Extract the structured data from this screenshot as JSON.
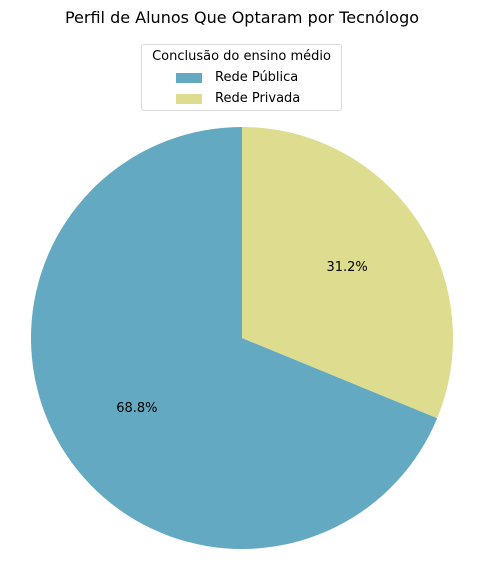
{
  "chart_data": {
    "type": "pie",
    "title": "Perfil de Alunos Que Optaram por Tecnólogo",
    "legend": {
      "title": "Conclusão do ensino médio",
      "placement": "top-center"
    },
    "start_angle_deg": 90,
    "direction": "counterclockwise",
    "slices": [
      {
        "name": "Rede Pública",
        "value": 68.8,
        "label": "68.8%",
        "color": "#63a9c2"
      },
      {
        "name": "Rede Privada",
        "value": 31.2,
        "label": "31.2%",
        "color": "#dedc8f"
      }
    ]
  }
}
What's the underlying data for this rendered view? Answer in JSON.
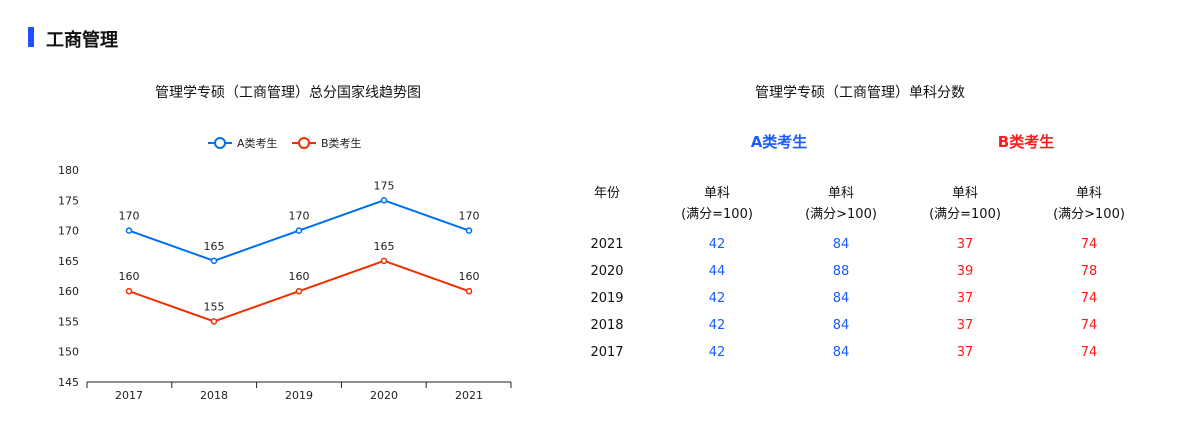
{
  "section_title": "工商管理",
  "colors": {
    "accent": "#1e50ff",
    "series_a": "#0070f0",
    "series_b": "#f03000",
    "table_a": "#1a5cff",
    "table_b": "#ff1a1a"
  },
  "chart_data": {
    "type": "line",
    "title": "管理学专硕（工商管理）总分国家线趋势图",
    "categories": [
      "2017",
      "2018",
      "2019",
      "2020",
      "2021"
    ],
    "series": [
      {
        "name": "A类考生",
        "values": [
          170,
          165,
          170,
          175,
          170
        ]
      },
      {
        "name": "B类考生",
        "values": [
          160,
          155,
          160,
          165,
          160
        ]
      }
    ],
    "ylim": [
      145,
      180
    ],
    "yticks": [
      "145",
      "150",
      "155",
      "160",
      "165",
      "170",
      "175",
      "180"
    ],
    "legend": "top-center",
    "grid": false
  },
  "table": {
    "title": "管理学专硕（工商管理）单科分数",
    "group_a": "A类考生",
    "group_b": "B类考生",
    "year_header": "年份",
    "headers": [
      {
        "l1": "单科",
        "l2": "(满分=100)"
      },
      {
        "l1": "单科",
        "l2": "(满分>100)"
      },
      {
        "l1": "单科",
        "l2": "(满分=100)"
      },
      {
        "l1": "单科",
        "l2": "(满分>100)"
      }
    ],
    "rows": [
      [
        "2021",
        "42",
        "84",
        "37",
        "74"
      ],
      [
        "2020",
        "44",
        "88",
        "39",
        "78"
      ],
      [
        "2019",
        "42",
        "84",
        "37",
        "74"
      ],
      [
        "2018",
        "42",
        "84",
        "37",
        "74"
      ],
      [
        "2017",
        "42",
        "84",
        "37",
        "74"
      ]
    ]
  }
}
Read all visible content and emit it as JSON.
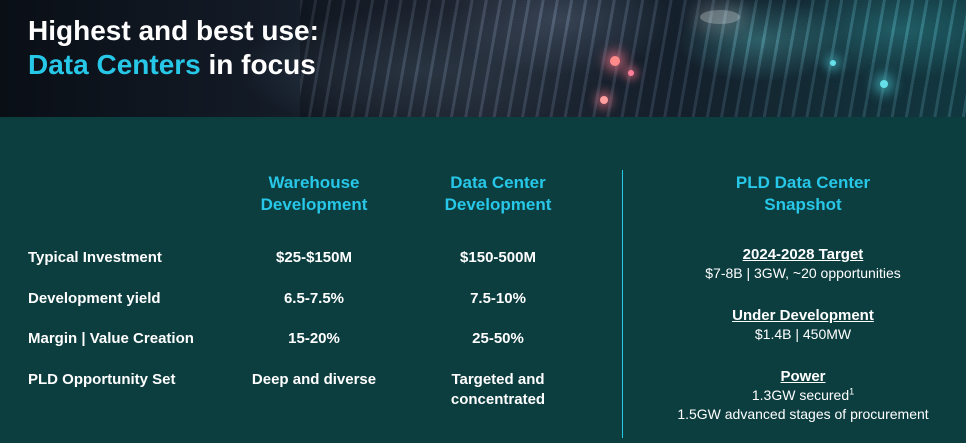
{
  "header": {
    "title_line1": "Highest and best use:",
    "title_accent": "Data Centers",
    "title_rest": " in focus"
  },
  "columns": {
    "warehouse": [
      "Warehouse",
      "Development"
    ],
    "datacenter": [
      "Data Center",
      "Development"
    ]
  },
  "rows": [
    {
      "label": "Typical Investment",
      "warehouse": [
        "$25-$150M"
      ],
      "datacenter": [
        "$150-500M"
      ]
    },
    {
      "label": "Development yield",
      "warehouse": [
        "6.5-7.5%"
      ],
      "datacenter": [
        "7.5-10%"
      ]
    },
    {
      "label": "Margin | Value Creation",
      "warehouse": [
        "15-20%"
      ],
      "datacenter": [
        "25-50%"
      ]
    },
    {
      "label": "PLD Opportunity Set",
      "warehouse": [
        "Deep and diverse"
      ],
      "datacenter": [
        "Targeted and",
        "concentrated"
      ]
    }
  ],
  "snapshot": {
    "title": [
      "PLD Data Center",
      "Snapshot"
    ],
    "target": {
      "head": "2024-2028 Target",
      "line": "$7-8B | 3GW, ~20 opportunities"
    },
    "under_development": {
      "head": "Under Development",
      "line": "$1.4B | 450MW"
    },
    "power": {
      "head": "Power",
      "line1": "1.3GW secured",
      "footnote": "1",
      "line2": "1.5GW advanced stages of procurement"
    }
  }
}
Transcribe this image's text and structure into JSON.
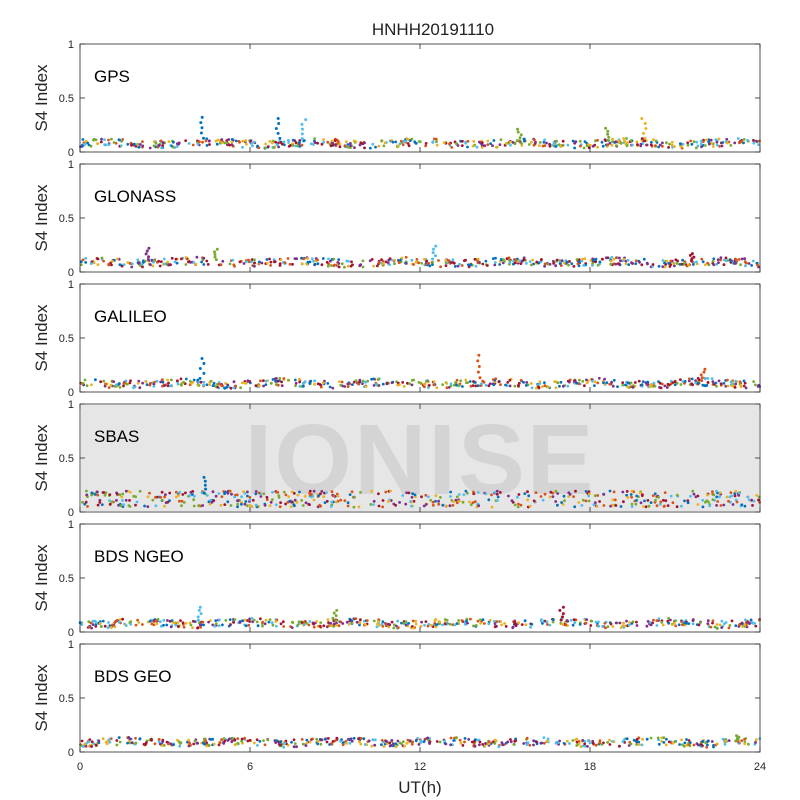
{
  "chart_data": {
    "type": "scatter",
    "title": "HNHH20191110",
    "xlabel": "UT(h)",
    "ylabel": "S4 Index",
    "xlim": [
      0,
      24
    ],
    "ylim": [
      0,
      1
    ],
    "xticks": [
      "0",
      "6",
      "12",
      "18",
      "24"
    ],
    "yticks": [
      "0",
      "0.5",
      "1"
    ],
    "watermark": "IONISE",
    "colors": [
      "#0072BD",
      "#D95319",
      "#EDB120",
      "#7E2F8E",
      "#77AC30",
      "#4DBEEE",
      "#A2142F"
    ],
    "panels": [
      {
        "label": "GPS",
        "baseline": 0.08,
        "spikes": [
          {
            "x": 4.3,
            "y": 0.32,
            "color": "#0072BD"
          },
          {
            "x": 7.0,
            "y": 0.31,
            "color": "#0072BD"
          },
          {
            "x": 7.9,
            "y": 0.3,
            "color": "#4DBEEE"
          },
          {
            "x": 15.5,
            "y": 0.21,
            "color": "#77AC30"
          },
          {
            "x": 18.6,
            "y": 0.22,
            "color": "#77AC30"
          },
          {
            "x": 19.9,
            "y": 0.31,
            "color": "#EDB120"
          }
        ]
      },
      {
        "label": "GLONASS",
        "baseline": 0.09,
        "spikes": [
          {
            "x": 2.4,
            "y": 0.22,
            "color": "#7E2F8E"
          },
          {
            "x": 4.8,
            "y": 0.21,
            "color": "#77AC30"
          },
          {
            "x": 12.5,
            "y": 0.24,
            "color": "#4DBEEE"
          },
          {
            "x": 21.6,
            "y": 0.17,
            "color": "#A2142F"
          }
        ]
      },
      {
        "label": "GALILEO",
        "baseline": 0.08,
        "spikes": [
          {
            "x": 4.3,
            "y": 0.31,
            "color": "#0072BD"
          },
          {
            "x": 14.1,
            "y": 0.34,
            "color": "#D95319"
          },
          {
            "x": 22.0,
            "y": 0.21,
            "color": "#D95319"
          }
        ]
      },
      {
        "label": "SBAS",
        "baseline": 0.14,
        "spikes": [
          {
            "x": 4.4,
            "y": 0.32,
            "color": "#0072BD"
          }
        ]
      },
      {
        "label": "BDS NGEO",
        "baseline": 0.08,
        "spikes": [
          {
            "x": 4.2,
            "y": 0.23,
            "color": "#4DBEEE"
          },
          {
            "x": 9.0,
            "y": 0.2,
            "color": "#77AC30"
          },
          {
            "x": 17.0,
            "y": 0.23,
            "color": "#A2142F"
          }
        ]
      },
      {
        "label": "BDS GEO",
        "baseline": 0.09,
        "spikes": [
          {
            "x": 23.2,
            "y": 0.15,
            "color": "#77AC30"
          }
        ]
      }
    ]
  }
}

==

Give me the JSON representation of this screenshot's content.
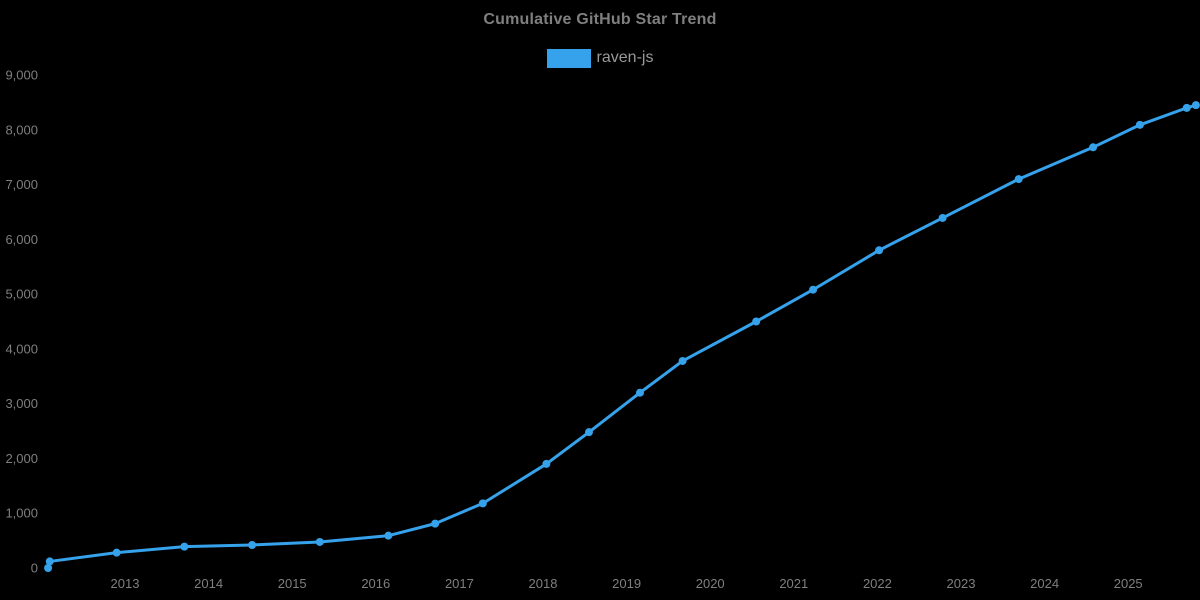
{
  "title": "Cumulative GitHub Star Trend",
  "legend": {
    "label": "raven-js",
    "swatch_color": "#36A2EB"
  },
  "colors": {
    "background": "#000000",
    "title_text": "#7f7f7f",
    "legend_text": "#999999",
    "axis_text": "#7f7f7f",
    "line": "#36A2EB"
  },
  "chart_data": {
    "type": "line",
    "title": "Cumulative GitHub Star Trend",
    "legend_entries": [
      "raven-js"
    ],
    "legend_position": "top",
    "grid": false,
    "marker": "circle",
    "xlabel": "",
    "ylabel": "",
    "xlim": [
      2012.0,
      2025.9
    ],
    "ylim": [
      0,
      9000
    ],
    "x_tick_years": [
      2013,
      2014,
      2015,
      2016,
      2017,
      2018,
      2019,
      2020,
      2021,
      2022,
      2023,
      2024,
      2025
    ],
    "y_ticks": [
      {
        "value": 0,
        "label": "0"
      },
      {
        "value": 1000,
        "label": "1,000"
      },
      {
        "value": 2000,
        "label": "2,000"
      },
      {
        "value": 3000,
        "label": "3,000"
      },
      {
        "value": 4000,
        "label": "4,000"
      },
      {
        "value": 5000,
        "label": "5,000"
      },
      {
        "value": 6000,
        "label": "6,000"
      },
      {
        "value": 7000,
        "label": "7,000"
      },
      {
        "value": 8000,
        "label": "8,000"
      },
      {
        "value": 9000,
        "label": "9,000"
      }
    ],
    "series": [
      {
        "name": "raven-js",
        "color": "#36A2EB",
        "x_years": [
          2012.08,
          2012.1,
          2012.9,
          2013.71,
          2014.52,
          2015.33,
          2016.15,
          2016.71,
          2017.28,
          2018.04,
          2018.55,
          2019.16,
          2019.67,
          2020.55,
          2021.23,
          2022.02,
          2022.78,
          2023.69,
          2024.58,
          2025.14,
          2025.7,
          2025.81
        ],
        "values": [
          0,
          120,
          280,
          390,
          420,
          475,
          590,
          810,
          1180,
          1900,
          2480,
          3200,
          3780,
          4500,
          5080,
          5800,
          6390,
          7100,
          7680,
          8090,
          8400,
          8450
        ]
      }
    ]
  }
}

- _Task_:
Gather up the lines that contain the word "content".

- _Task solution_:
Read all visible content and emit it as JSON.
Give me the JSON representation of this screenshot's content.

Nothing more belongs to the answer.